━━ Records for this task

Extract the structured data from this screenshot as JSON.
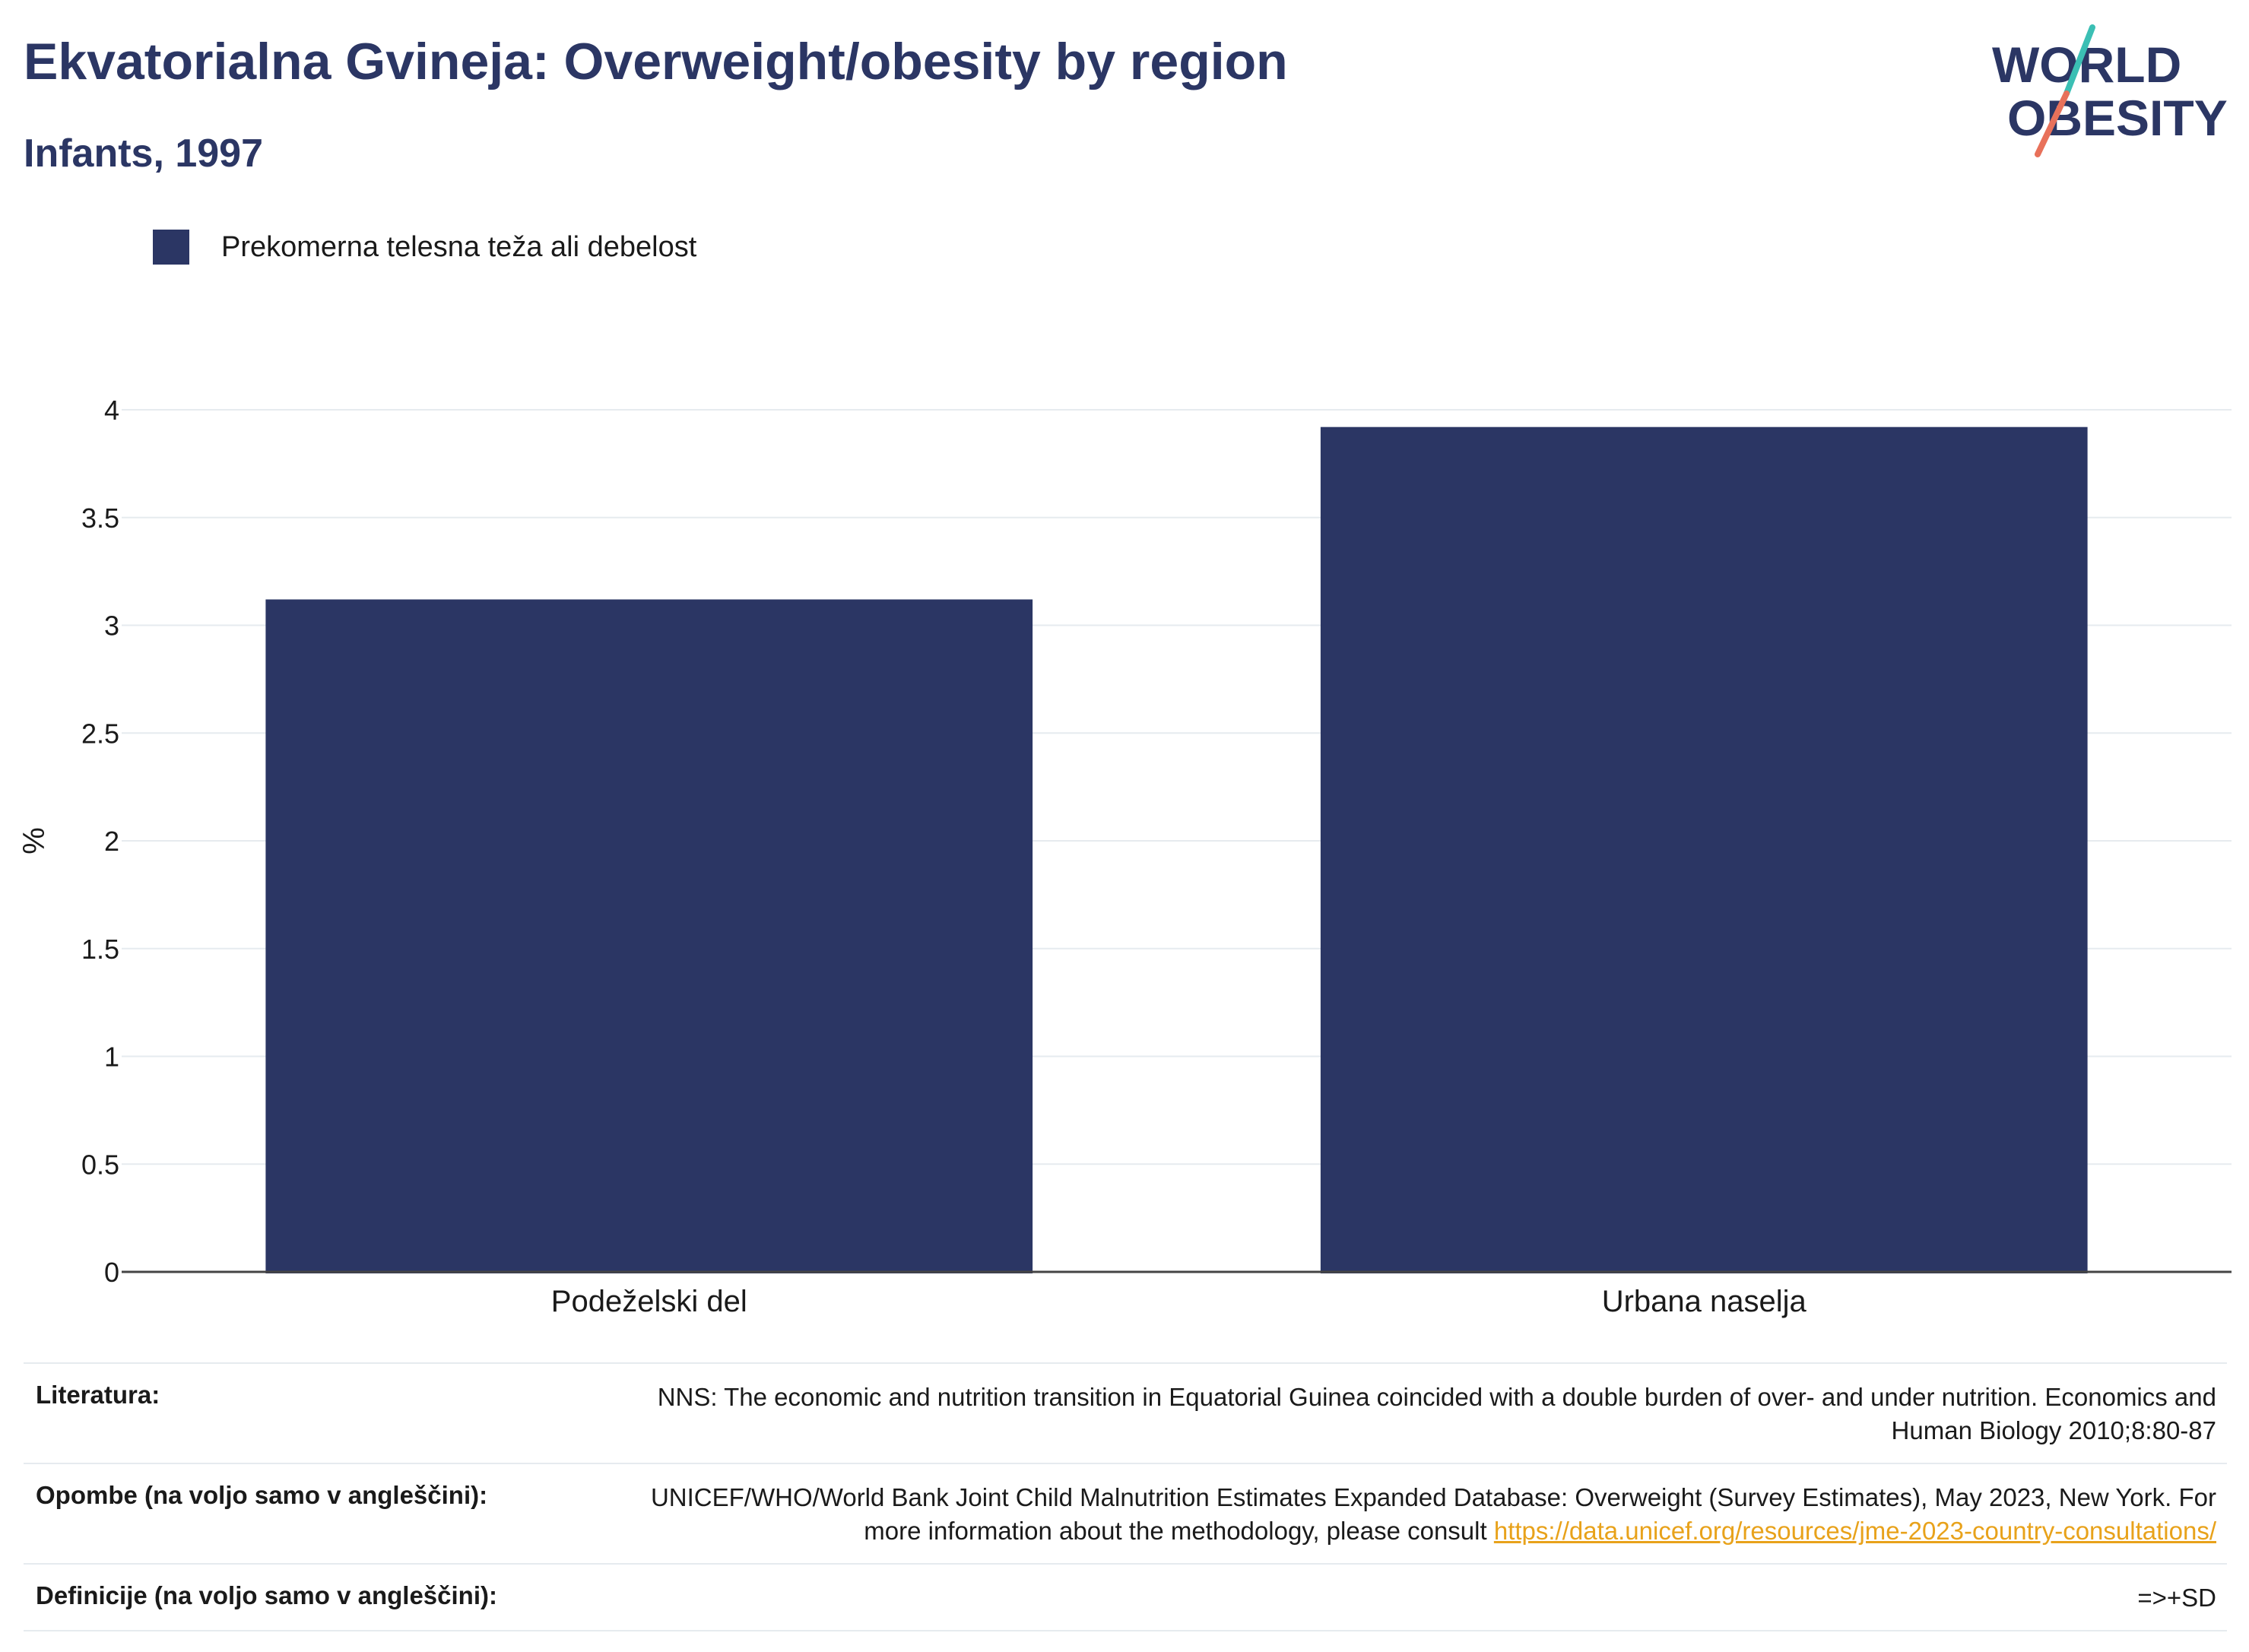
{
  "header": {
    "title": "Ekvatorialna Gvineja: Overweight/obesity by region",
    "subtitle": "Infants, 1997"
  },
  "logo": {
    "line1": "WORLD",
    "line2": "OBESITY"
  },
  "legend": {
    "label": "Prekomerna telesna teža ali debelost"
  },
  "colors": {
    "bar": "#2b3664",
    "accent_teal": "#3bbfb4",
    "accent_coral": "#e8715a",
    "link": "#e8a21b"
  },
  "chart_data": {
    "type": "bar",
    "categories": [
      "Podeželski del",
      "Urbana naselja"
    ],
    "series": [
      {
        "name": "Prekomerna telesna teža ali debelost",
        "values": [
          3.12,
          3.92
        ]
      }
    ],
    "ylabel": "%",
    "ylim": [
      0,
      4
    ],
    "yticks": [
      0,
      0.5,
      1,
      1.5,
      2,
      2.5,
      3,
      3.5,
      4
    ],
    "ytick_labels": [
      "0",
      "0.5",
      "1",
      "1.5",
      "2",
      "2.5",
      "3",
      "3.5",
      "4"
    ],
    "grid": true
  },
  "notes": {
    "literature_label": "Literatura:",
    "literature_value": "NNS: The economic and nutrition transition in Equatorial Guinea coincided with a double burden of over- and under nutrition. Economics and Human Biology 2010;8:80-87",
    "remarks_label": "Opombe (na voljo samo v angleščini):",
    "remarks_value": "UNICEF/WHO/World Bank Joint Child Malnutrition Estimates Expanded Database: Overweight (Survey Estimates), May 2023, New York. For more information about the methodology, please consult",
    "remarks_link": "https://data.unicef.org/resources/jme-2023-country-consultations/",
    "definitions_label": "Definicije (na voljo samo v angleščini):",
    "definitions_value": "=>+SD"
  }
}
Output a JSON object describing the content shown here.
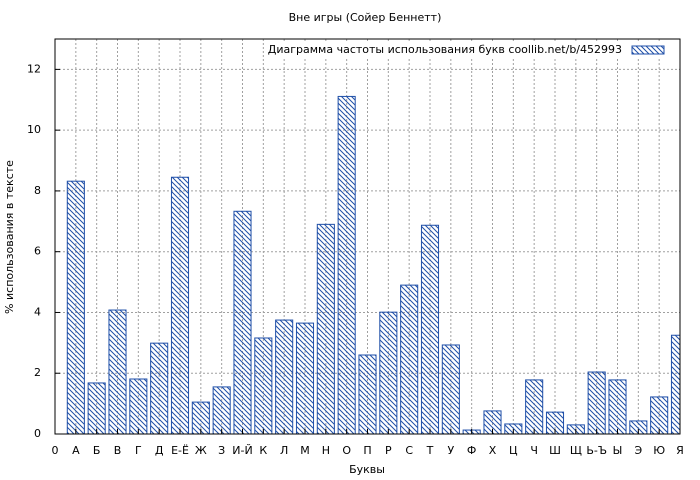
{
  "chart_data": {
    "type": "bar",
    "title": "Вне игры (Сойер Беннетт)",
    "xlabel": "Буквы",
    "ylabel": "% использования в тексте",
    "x": [
      1,
      2,
      3,
      4,
      5,
      6,
      7,
      8,
      9,
      10,
      11,
      12,
      13,
      14,
      15,
      16,
      17,
      18,
      19,
      20,
      21,
      22,
      23,
      24,
      25,
      26,
      27,
      28,
      29,
      30
    ],
    "series": [
      {
        "name": "Диаграмма частоты использования букв  coollib.net/b/452993",
        "color": "#1f4fa8",
        "values": [
          8.32,
          1.68,
          4.08,
          1.81,
          2.99,
          8.45,
          1.05,
          1.55,
          7.33,
          3.16,
          3.75,
          3.65,
          6.9,
          11.11,
          2.6,
          4.01,
          4.9,
          6.87,
          2.93,
          0.13,
          0.76,
          0.33,
          1.78,
          0.72,
          0.3,
          2.04,
          1.78,
          0.43,
          1.22,
          3.25
        ]
      }
    ],
    "xlim": [
      0,
      30
    ],
    "xticks": [
      0,
      {
        "value": 1,
        "label": "А"
      },
      {
        "value": 2,
        "label": "Б"
      },
      {
        "value": 3,
        "label": "В"
      },
      {
        "value": 4,
        "label": "Г"
      },
      {
        "value": 5,
        "label": "Д"
      },
      {
        "value": 6,
        "label": "Е-Ё"
      },
      {
        "value": 7,
        "label": "Ж"
      },
      {
        "value": 8,
        "label": "З"
      },
      {
        "value": 9,
        "label": "И-Й"
      },
      {
        "value": 10,
        "label": "К"
      },
      {
        "value": 11,
        "label": "Л"
      },
      {
        "value": 12,
        "label": "М"
      },
      {
        "value": 13,
        "label": "Н"
      },
      {
        "value": 14,
        "label": "О"
      },
      {
        "value": 15,
        "label": "П"
      },
      {
        "value": 16,
        "label": "Р"
      },
      {
        "value": 17,
        "label": "С"
      },
      {
        "value": 18,
        "label": "Т"
      },
      {
        "value": 19,
        "label": "У"
      },
      {
        "value": 20,
        "label": "Ф"
      },
      {
        "value": 21,
        "label": "Х"
      },
      {
        "value": 22,
        "label": "Ц"
      },
      {
        "value": 23,
        "label": "Ч"
      },
      {
        "value": 24,
        "label": "Ш"
      },
      {
        "value": 25,
        "label": "Щ"
      },
      {
        "value": 26,
        "label": "Ь-Ъ"
      },
      {
        "value": 27,
        "label": "Ы"
      },
      {
        "value": 28,
        "label": "Э"
      },
      {
        "value": 29,
        "label": "Ю"
      },
      {
        "value": 30,
        "label": "Я"
      }
    ],
    "ylim": [
      0,
      13
    ],
    "yticks": [
      0,
      2,
      4,
      6,
      8,
      10,
      12
    ],
    "grid": true,
    "legend": "top-right"
  }
}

━━━━

- Given request -
Pictures are not part of the copy; reproduce everything else in the records exactly.

- Task result -
Extract the structured data from this screenshot as JSON.
{
  "header": {
    "title": "Ekvatorialna Gvineja: Overweight/obesity by region",
    "subtitle": "Infants, 1997"
  },
  "logo": {
    "line1": "WORLD",
    "line2": "OBESITY"
  },
  "legend": {
    "label": "Prekomerna telesna teža ali debelost"
  },
  "colors": {
    "bar": "#2b3664",
    "accent_teal": "#3bbfb4",
    "accent_coral": "#e8715a",
    "link": "#e8a21b"
  },
  "chart_data": {
    "type": "bar",
    "categories": [
      "Podeželski del",
      "Urbana naselja"
    ],
    "series": [
      {
        "name": "Prekomerna telesna teža ali debelost",
        "values": [
          3.12,
          3.92
        ]
      }
    ],
    "ylabel": "%",
    "ylim": [
      0,
      4
    ],
    "yticks": [
      0,
      0.5,
      1,
      1.5,
      2,
      2.5,
      3,
      3.5,
      4
    ],
    "ytick_labels": [
      "0",
      "0.5",
      "1",
      "1.5",
      "2",
      "2.5",
      "3",
      "3.5",
      "4"
    ],
    "grid": true
  },
  "notes": {
    "literature_label": "Literatura:",
    "literature_value": "NNS: The economic and nutrition transition in Equatorial Guinea coincided with a double burden of over- and under nutrition. Economics and Human Biology 2010;8:80-87",
    "remarks_label": "Opombe (na voljo samo v angleščini):",
    "remarks_value": "UNICEF/WHO/World Bank Joint Child Malnutrition Estimates Expanded Database: Overweight (Survey Estimates), May 2023, New York. For more information about the methodology, please consult",
    "remarks_link": "https://data.unicef.org/resources/jme-2023-country-consultations/",
    "definitions_label": "Definicije (na voljo samo v angleščini):",
    "definitions_value": "=>+SD"
  }
}
Output a JSON object describing the content shown here.
{
  "chart_data": {
    "type": "bar",
    "title": "Вне игры (Сойер Беннетт)",
    "xlabel": "Буквы",
    "ylabel": "% использования в тексте",
    "x": [
      1,
      2,
      3,
      4,
      5,
      6,
      7,
      8,
      9,
      10,
      11,
      12,
      13,
      14,
      15,
      16,
      17,
      18,
      19,
      20,
      21,
      22,
      23,
      24,
      25,
      26,
      27,
      28,
      29,
      30
    ],
    "series": [
      {
        "name": "Диаграмма частоты использования букв  coollib.net/b/452993",
        "color": "#1f4fa8",
        "values": [
          8.32,
          1.68,
          4.08,
          1.81,
          2.99,
          8.45,
          1.05,
          1.55,
          7.33,
          3.16,
          3.75,
          3.65,
          6.9,
          11.11,
          2.6,
          4.01,
          4.9,
          6.87,
          2.93,
          0.13,
          0.76,
          0.33,
          1.78,
          0.72,
          0.3,
          2.04,
          1.78,
          0.43,
          1.22,
          3.25
        ]
      }
    ],
    "xlim": [
      0,
      30
    ],
    "xticks": [
      0,
      {
        "value": 1,
        "label": "А"
      },
      {
        "value": 2,
        "label": "Б"
      },
      {
        "value": 3,
        "label": "В"
      },
      {
        "value": 4,
        "label": "Г"
      },
      {
        "value": 5,
        "label": "Д"
      },
      {
        "value": 6,
        "label": "Е-Ё"
      },
      {
        "value": 7,
        "label": "Ж"
      },
      {
        "value": 8,
        "label": "З"
      },
      {
        "value": 9,
        "label": "И-Й"
      },
      {
        "value": 10,
        "label": "К"
      },
      {
        "value": 11,
        "label": "Л"
      },
      {
        "value": 12,
        "label": "М"
      },
      {
        "value": 13,
        "label": "Н"
      },
      {
        "value": 14,
        "label": "О"
      },
      {
        "value": 15,
        "label": "П"
      },
      {
        "value": 16,
        "label": "Р"
      },
      {
        "value": 17,
        "label": "С"
      },
      {
        "value": 18,
        "label": "Т"
      },
      {
        "value": 19,
        "label": "У"
      },
      {
        "value": 20,
        "label": "Ф"
      },
      {
        "value": 21,
        "label": "Х"
      },
      {
        "value": 22,
        "label": "Ц"
      },
      {
        "value": 23,
        "label": "Ч"
      },
      {
        "value": 24,
        "label": "Ш"
      },
      {
        "value": 25,
        "label": "Щ"
      },
      {
        "value": 26,
        "label": "Ь-Ъ"
      },
      {
        "value": 27,
        "label": "Ы"
      },
      {
        "value": 28,
        "label": "Э"
      },
      {
        "value": 29,
        "label": "Ю"
      },
      {
        "value": 30,
        "label": "Я"
      }
    ],
    "ylim": [
      0,
      13
    ],
    "yticks": [
      0,
      2,
      4,
      6,
      8,
      10,
      12
    ],
    "grid": true,
    "legend": "top-right"
  }
}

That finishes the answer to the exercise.